Exercise directions
Each line that holds the word "reviews" should be returned.

Collected data
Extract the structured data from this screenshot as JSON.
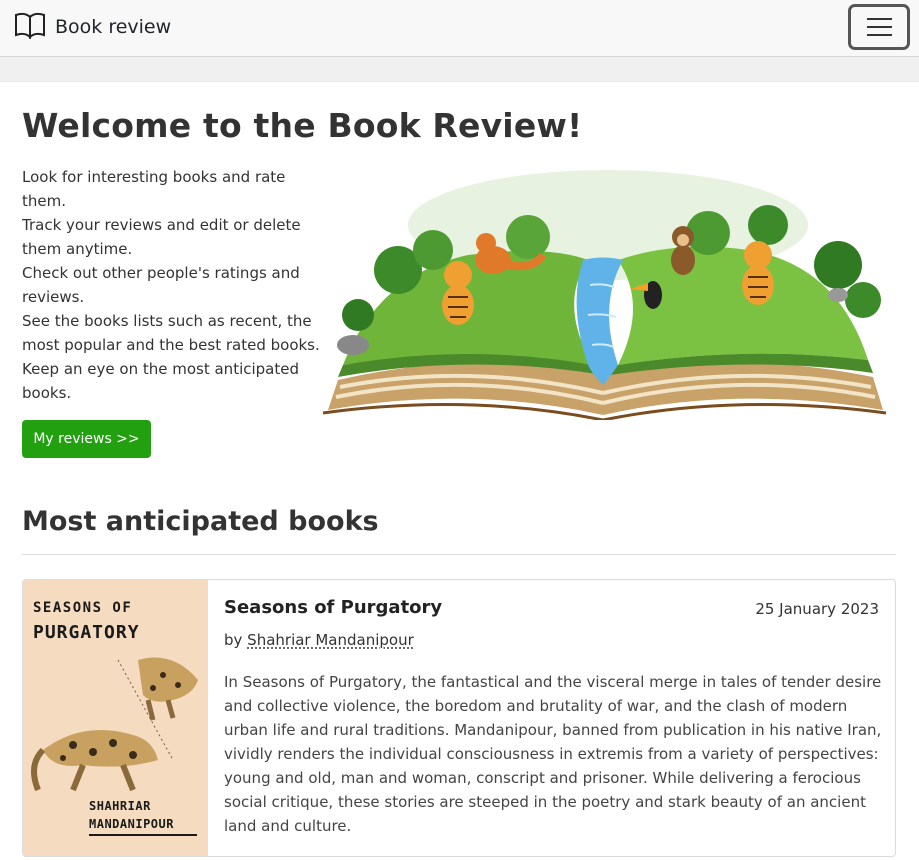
{
  "navbar": {
    "brand": "Book review",
    "brand_icon": "open-book-icon",
    "toggler_icon": "hamburger-menu-icon"
  },
  "hero": {
    "title": "Welcome to the Book Review!",
    "lines": [
      "Look for interesting books and rate them.",
      "Track your reviews and edit or delete them anytime.",
      "Check out other people's ratings and reviews.",
      "See the books lists such as recent, the most popular and the best rated books.",
      "Keep an eye on the most anticipated books."
    ],
    "button_label": "My reviews >>",
    "image": "open-storybook-jungle-animals-illustration"
  },
  "anticipated": {
    "title": "Most anticipated books",
    "books": [
      {
        "title": "Seasons of Purgatory",
        "date": "25 January 2023",
        "by_prefix": "by ",
        "author": "Shahriar Mandanipour",
        "description": "In Seasons of Purgatory, the fantastical and the visceral merge in tales of tender desire and collective violence, the boredom and brutality of war, and the clash of modern urban life and rural traditions. Mandanipour, banned from publication in his native Iran, vividly renders the individual consciousness in extremis from a variety of perspectives: young and old, man and woman, conscript and prisoner. While delivering a ferocious social critique, these stories are steeped in the poetry and stark beauty of an ancient land and culture.",
        "cover": {
          "title_line_1": "SEASONS OF",
          "title_line_2": "PURGATORY",
          "author_line_1": "SHAHRIAR",
          "author_line_2": "MANDANIPOUR",
          "background": "#f5dcc0"
        }
      }
    ]
  },
  "colors": {
    "primary_button": "#22a00f",
    "navbar_bg": "#f8f8f8"
  }
}
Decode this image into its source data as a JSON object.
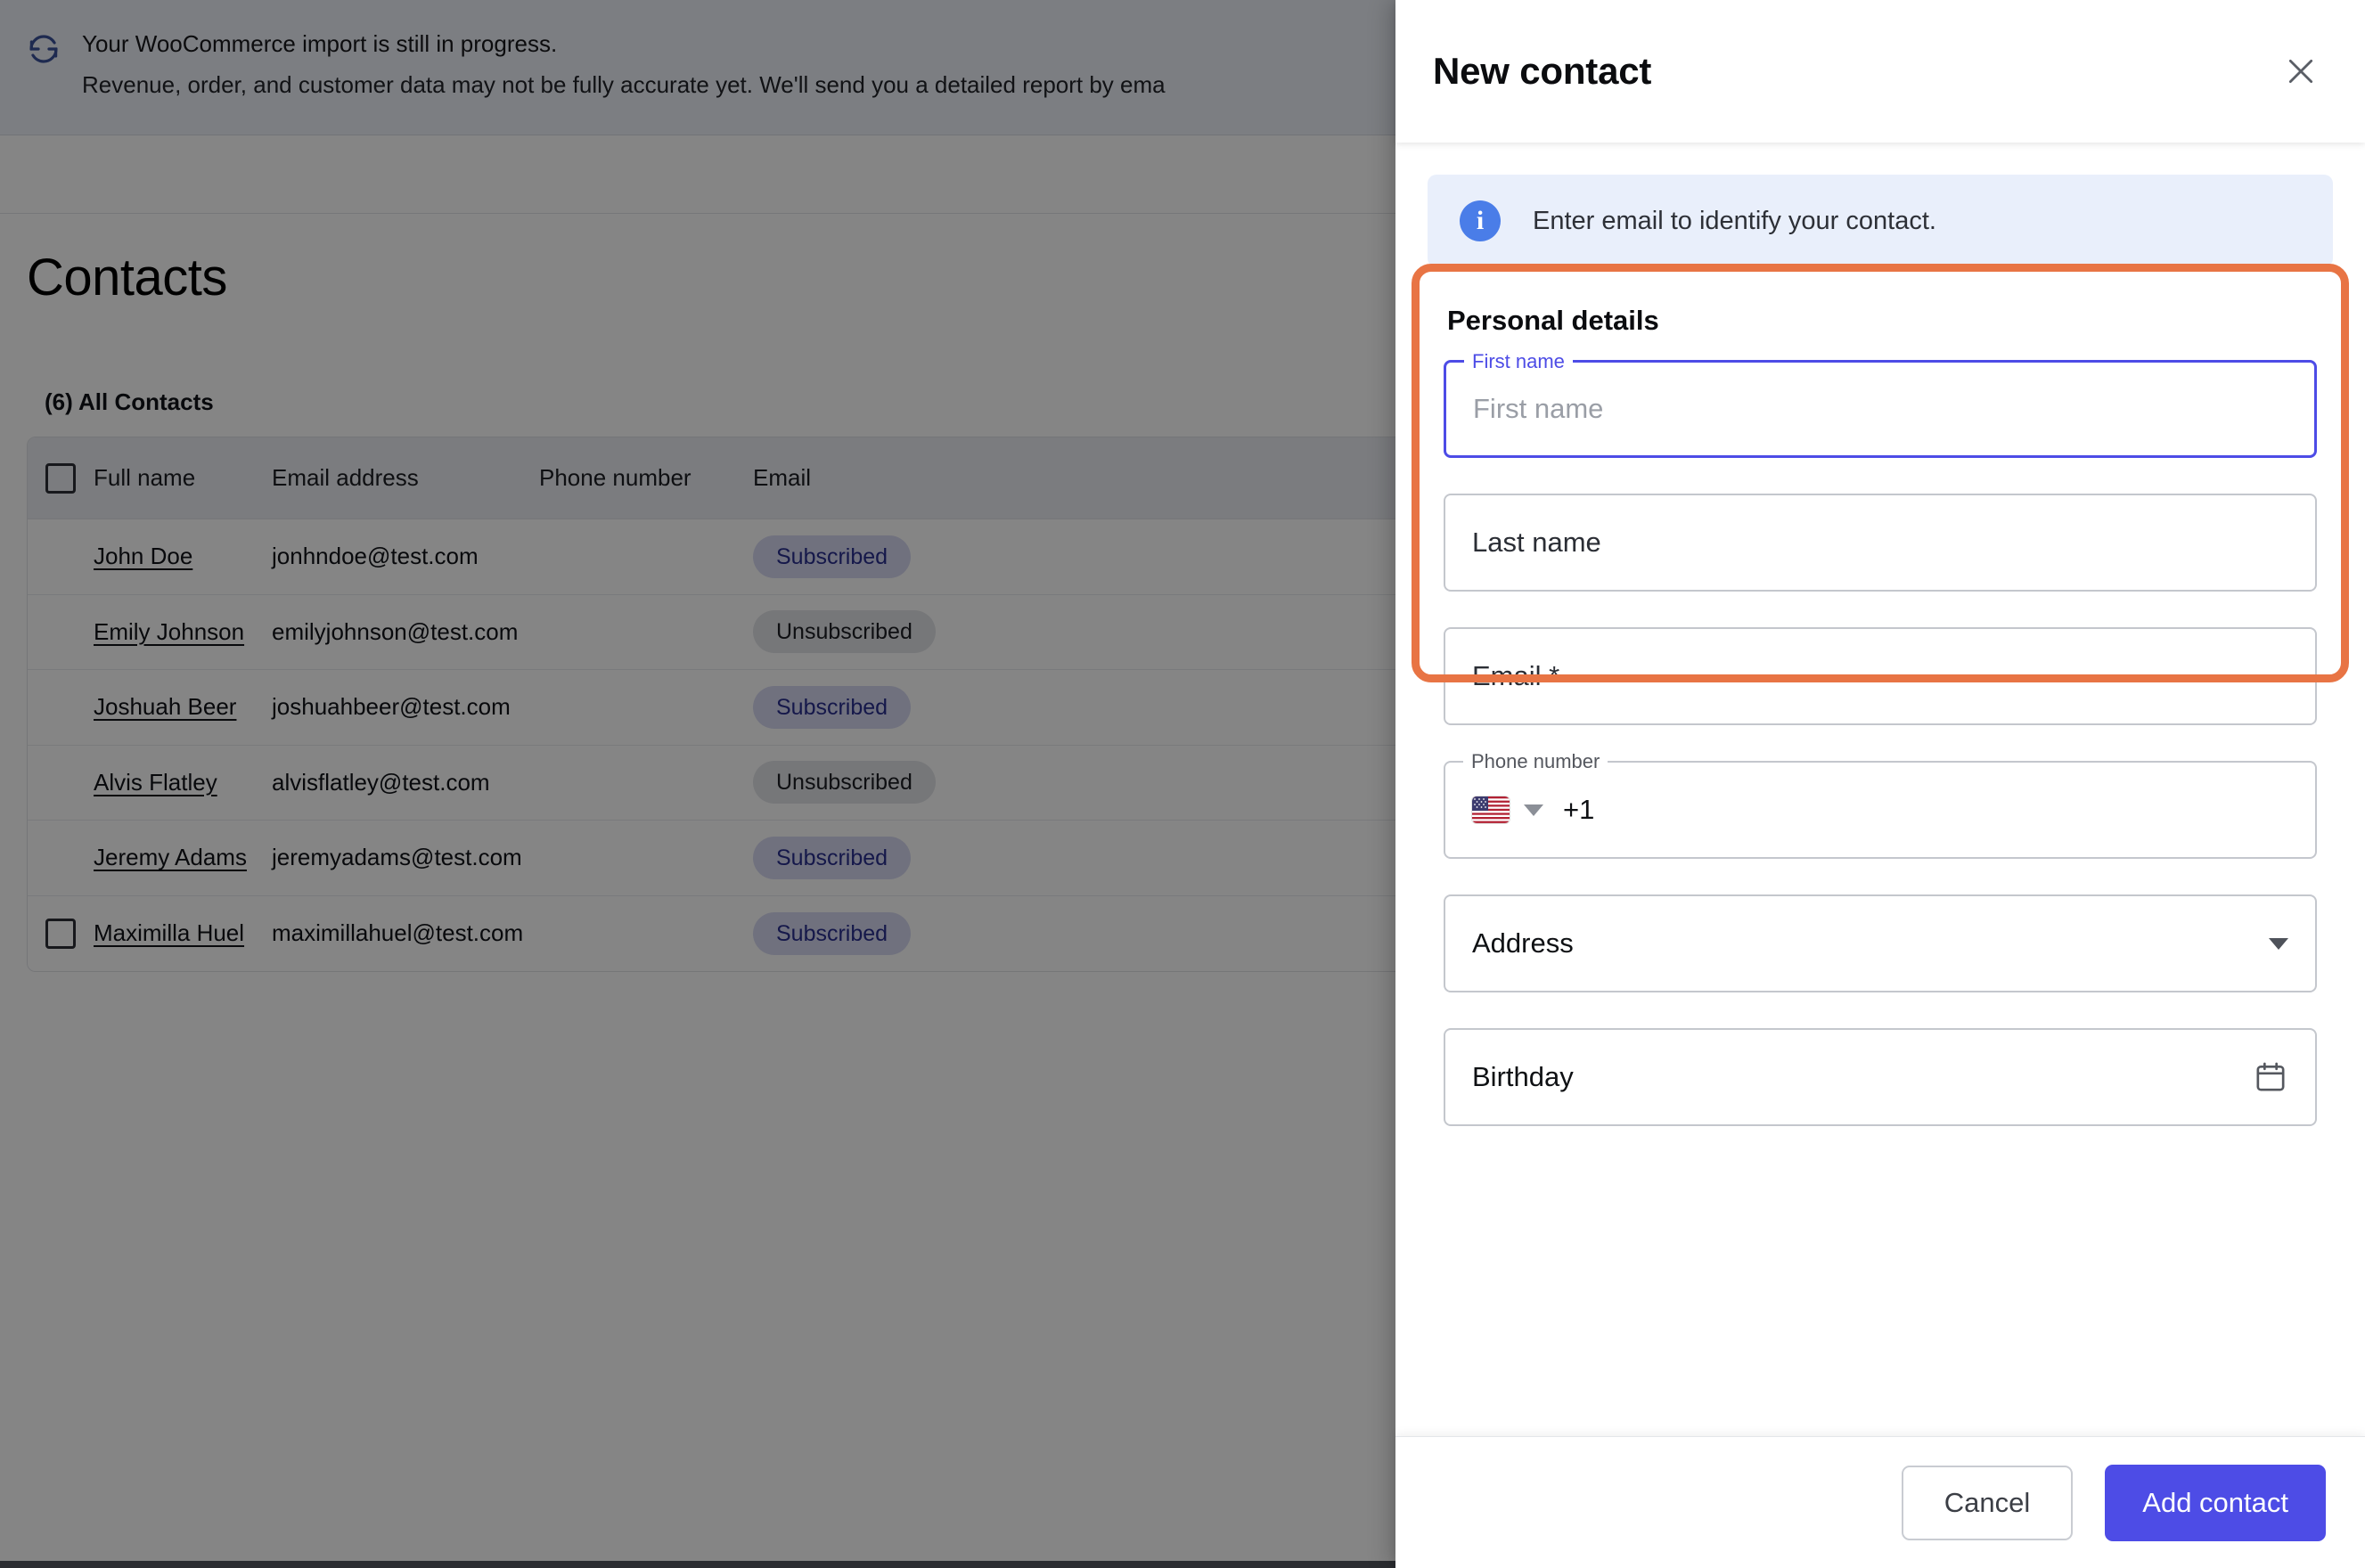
{
  "notice": {
    "icon": "sync-icon",
    "title": "Your WooCommerce import is still in progress.",
    "subtitle": "Revenue, order, and customer data may not be fully accurate yet. We'll send you a detailed report by ema"
  },
  "page": {
    "title": "Contacts",
    "list_count_label": "(6) All Contacts"
  },
  "table": {
    "columns": [
      "Full name",
      "Email address",
      "Phone number",
      "Email"
    ],
    "rows": [
      {
        "name": "John Doe",
        "email": "jonhndoe@test.com",
        "phone": "",
        "status": "Subscribed",
        "status_type": "sub",
        "checked": false,
        "checkbox_visible": false
      },
      {
        "name": "Emily Johnson",
        "email": "emilyjohnson@test.com",
        "phone": "",
        "status": "Unsubscribed",
        "status_type": "unsub",
        "checked": false,
        "checkbox_visible": false
      },
      {
        "name": "Joshuah Beer",
        "email": "joshuahbeer@test.com",
        "phone": "",
        "status": "Subscribed",
        "status_type": "sub",
        "checked": false,
        "checkbox_visible": false
      },
      {
        "name": "Alvis Flatley",
        "email": "alvisflatley@test.com",
        "phone": "",
        "status": "Unsubscribed",
        "status_type": "unsub",
        "checked": false,
        "checkbox_visible": false
      },
      {
        "name": "Jeremy Adams",
        "email": "jeremyadams@test.com",
        "phone": "",
        "status": "Subscribed",
        "status_type": "sub",
        "checked": false,
        "checkbox_visible": false
      },
      {
        "name": "Maximilla Huel",
        "email": "maximillahuel@test.com",
        "phone": "",
        "status": "Subscribed",
        "status_type": "sub",
        "checked": false,
        "checkbox_visible": true
      }
    ]
  },
  "drawer": {
    "title": "New contact",
    "close_icon": "close-icon",
    "info": {
      "icon": "info-icon",
      "text": "Enter email to identify your contact."
    },
    "section_title": "Personal details",
    "fields": {
      "first_name": {
        "label": "First name",
        "placeholder": "First name",
        "value": "",
        "focused": true
      },
      "last_name": {
        "label": "Last name",
        "placeholder": "Last name",
        "value": ""
      },
      "email": {
        "label": "Email *",
        "placeholder": "Email *",
        "value": ""
      },
      "phone": {
        "label": "Phone number",
        "flag": "us-flag-icon",
        "dial_code": "+1",
        "value": ""
      },
      "address": {
        "label": "Address",
        "placeholder": "Address",
        "value": "",
        "icon": "chevron-down-icon"
      },
      "birthday": {
        "label": "Birthday",
        "placeholder": "Birthday",
        "value": "",
        "icon": "calendar-icon"
      }
    },
    "footer": {
      "cancel_label": "Cancel",
      "submit_label": "Add contact"
    }
  },
  "colors": {
    "accent": "#4d4ce6",
    "highlight": "#e87444",
    "info": "#4a7de8",
    "chip_subscribed_bg": "#d7d9f2",
    "chip_subscribed_fg": "#2a2f8f",
    "chip_unsubscribed_bg": "#e3e4e8"
  }
}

Exercise output
      "Track your reviews and edit or delete them anytime.",
      "Check out other people's ratings and reviews.",
    "button_label": "My reviews >>",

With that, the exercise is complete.